> _Supplied records_
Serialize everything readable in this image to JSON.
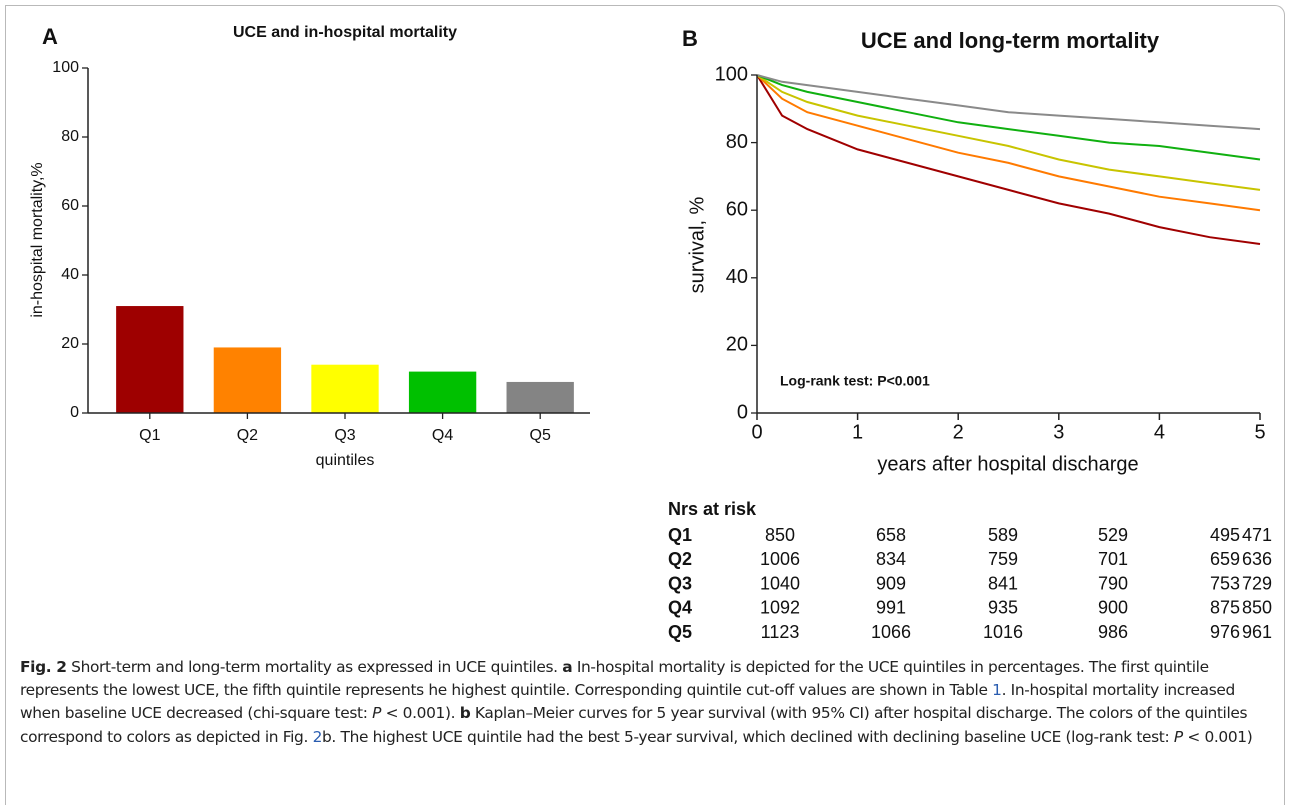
{
  "chart_data": [
    {
      "type": "bar",
      "panel": "A",
      "title": "UCE and in-hospital mortality",
      "ylabel": "in-hospital mortality,%",
      "xlabel": "quintiles",
      "categories": [
        "Q1",
        "Q2",
        "Q3",
        "Q4",
        "Q5"
      ],
      "values": [
        31,
        19,
        14,
        12,
        9
      ],
      "colors": [
        "#9e0000",
        "#ff8200",
        "#ffff00",
        "#00c000",
        "#848484"
      ],
      "ylim": [
        0,
        100
      ],
      "yticks": [
        0,
        20,
        40,
        60,
        80,
        100
      ]
    },
    {
      "type": "line",
      "panel": "B",
      "title": "UCE and long-term mortality",
      "ylabel": "survival, %",
      "xlabel": "years after hospital discharge",
      "annotation": "Log-rank test: P<0.001",
      "x": [
        0,
        0.25,
        0.5,
        1,
        1.5,
        2,
        2.5,
        3,
        3.5,
        4,
        4.5,
        5
      ],
      "series": [
        {
          "color": "#a00000",
          "values": [
            100,
            88,
            84,
            78,
            74,
            70,
            66,
            62,
            59,
            55,
            52,
            50
          ]
        },
        {
          "color": "#ff7a00",
          "values": [
            100,
            93,
            89,
            85,
            81,
            77,
            74,
            70,
            67,
            64,
            62,
            60
          ]
        },
        {
          "color": "#c8c400",
          "values": [
            100,
            95,
            92,
            88,
            85,
            82,
            79,
            75,
            72,
            70,
            68,
            66
          ]
        },
        {
          "color": "#10b010",
          "values": [
            100,
            97,
            95,
            92,
            89,
            86,
            84,
            82,
            80,
            79,
            77,
            75
          ]
        },
        {
          "color": "#8a8a8a",
          "values": [
            100,
            98,
            97,
            95,
            93,
            91,
            89,
            88,
            87,
            86,
            85,
            84
          ]
        }
      ],
      "xlim": [
        0,
        5
      ],
      "xticks": [
        0,
        1,
        2,
        3,
        4,
        5
      ],
      "ylim": [
        0,
        100
      ],
      "yticks": [
        0,
        20,
        40,
        60,
        80,
        100
      ]
    }
  ],
  "risk_table": {
    "title": "Nrs at risk",
    "rows": [
      {
        "label": "Q1",
        "values": [
          850,
          658,
          589,
          529,
          495,
          471
        ]
      },
      {
        "label": "Q2",
        "values": [
          1006,
          834,
          759,
          701,
          659,
          636
        ]
      },
      {
        "label": "Q3",
        "values": [
          1040,
          909,
          841,
          790,
          753,
          729
        ]
      },
      {
        "label": "Q4",
        "values": [
          1092,
          991,
          935,
          900,
          875,
          850
        ]
      },
      {
        "label": "Q5",
        "values": [
          1123,
          1066,
          1016,
          986,
          976,
          961
        ]
      }
    ]
  },
  "caption": {
    "label": "Fig. 2",
    "parts": [
      {
        "text": " Short-term and long-term mortality as expressed in UCE quintiles. "
      },
      {
        "text": "a",
        "style": "bold"
      },
      {
        "text": " In-hospital mortality is depicted for the UCE quintiles in percentages. The first quintile represents the lowest UCE, the fifth quintile represents he highest quintile. Corresponding quintile cut-off values are shown in Table "
      },
      {
        "text": "1",
        "style": "link"
      },
      {
        "text": ". In-hospital mortality increased when baseline UCE decreased (chi-square test: "
      },
      {
        "text": "P",
        "style": "italic"
      },
      {
        "text": " < 0.001). "
      },
      {
        "text": "b",
        "style": "bold"
      },
      {
        "text": " Kaplan–Meier curves for 5 year survival (with 95% CI) after hospital discharge. The colors of the quintiles correspond to colors as depicted in Fig. "
      },
      {
        "text": "2",
        "style": "link"
      },
      {
        "text": "b. The highest UCE quintile had the best 5-year survival, which declined with declining baseline UCE (log-rank test: "
      },
      {
        "text": "P",
        "style": "italic"
      },
      {
        "text": " < 0.001)"
      }
    ]
  }
}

> _Aim of the task_
A line counts if it holds the word "after". Work out how many lines in the listing count, and give only that number.

> _Response to this exercise_
2